*Supplied records*:
★ ★ ★ ★ ★

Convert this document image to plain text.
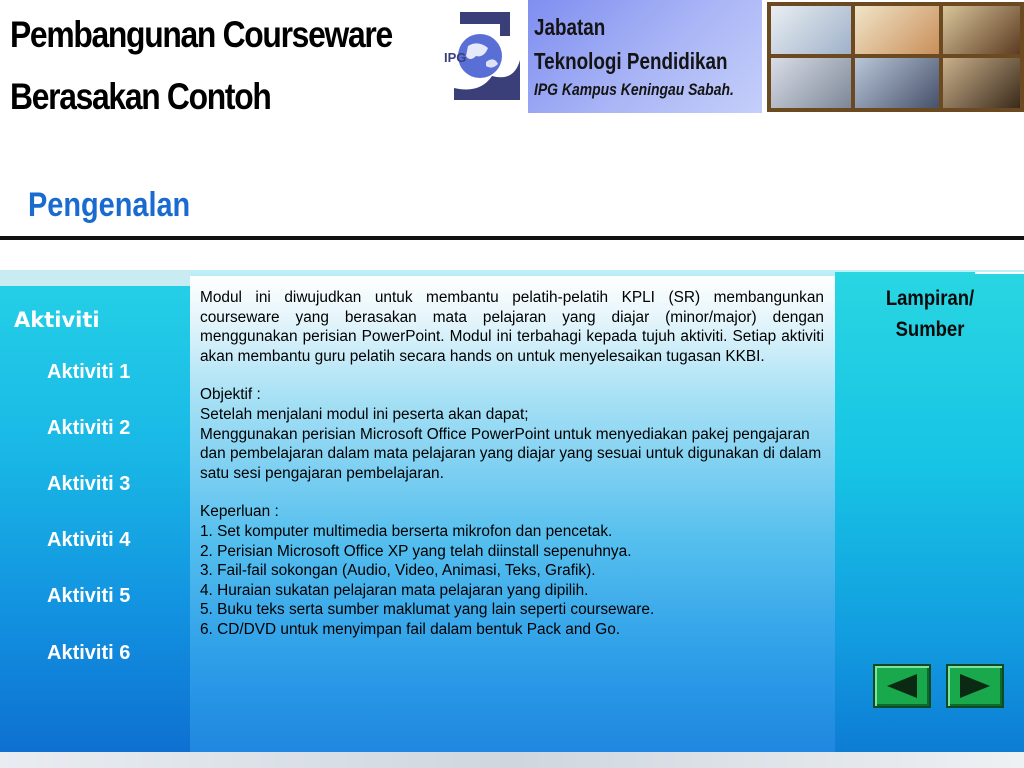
Pembangunan Courseware
Berasakan Contoh
IPG
Jabatan
Teknologi Pendidikan
IPG Kampus Keningau Sabah.
Pengenalan
Aktiviti
Aktiviti 1
Aktiviti 2
Aktiviti 3
Aktiviti 4
Aktiviti 5
Aktiviti 6

Modul ini diwujudkan untuk membantu pelatih-pelatih KPLI (SR) membangunkan courseware yang berasakan mata pelajaran yang diajar (minor/major) dengan menggunakan perisian PowerPoint. Modul ini terbahagi kepada tujuh aktiviti. Setiap aktiviti akan membantu guru pelatih secara hands on untuk menyelesaikan tugasan KKBI.

Objektif :

Setelah menjalani modul ini peserta akan dapat;

Menggunakan perisian Microsoft Office PowerPoint untuk menyediakan pakej pengajaran dan pembelajaran dalam mata pelajaran yang diajar yang sesuai untuk digunakan di dalam satu sesi pengajaran pembelajaran.

Keperluan :

1. Set komputer multimedia berserta mikrofon dan pencetak.

2. Perisian Microsoft Office XP yang telah diinstall sepenuhnya.

3. Fail-fail sokongan (Audio, Video, Animasi, Teks, Grafik).

4. Huraian sukatan pelajaran mata pelajaran yang dipilih.

5. Buku teks serta sumber maklumat yang lain seperti courseware.

6. CD/DVD untuk menyimpan fail dalam bentuk Pack and Go.

Lampiran/
Sumber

★ ★ ★ ★ ★

*Task instructions*: Find every line in the entries that includes the word "Office", then state how many there are and nothing else.

*Solution to this problem*: 2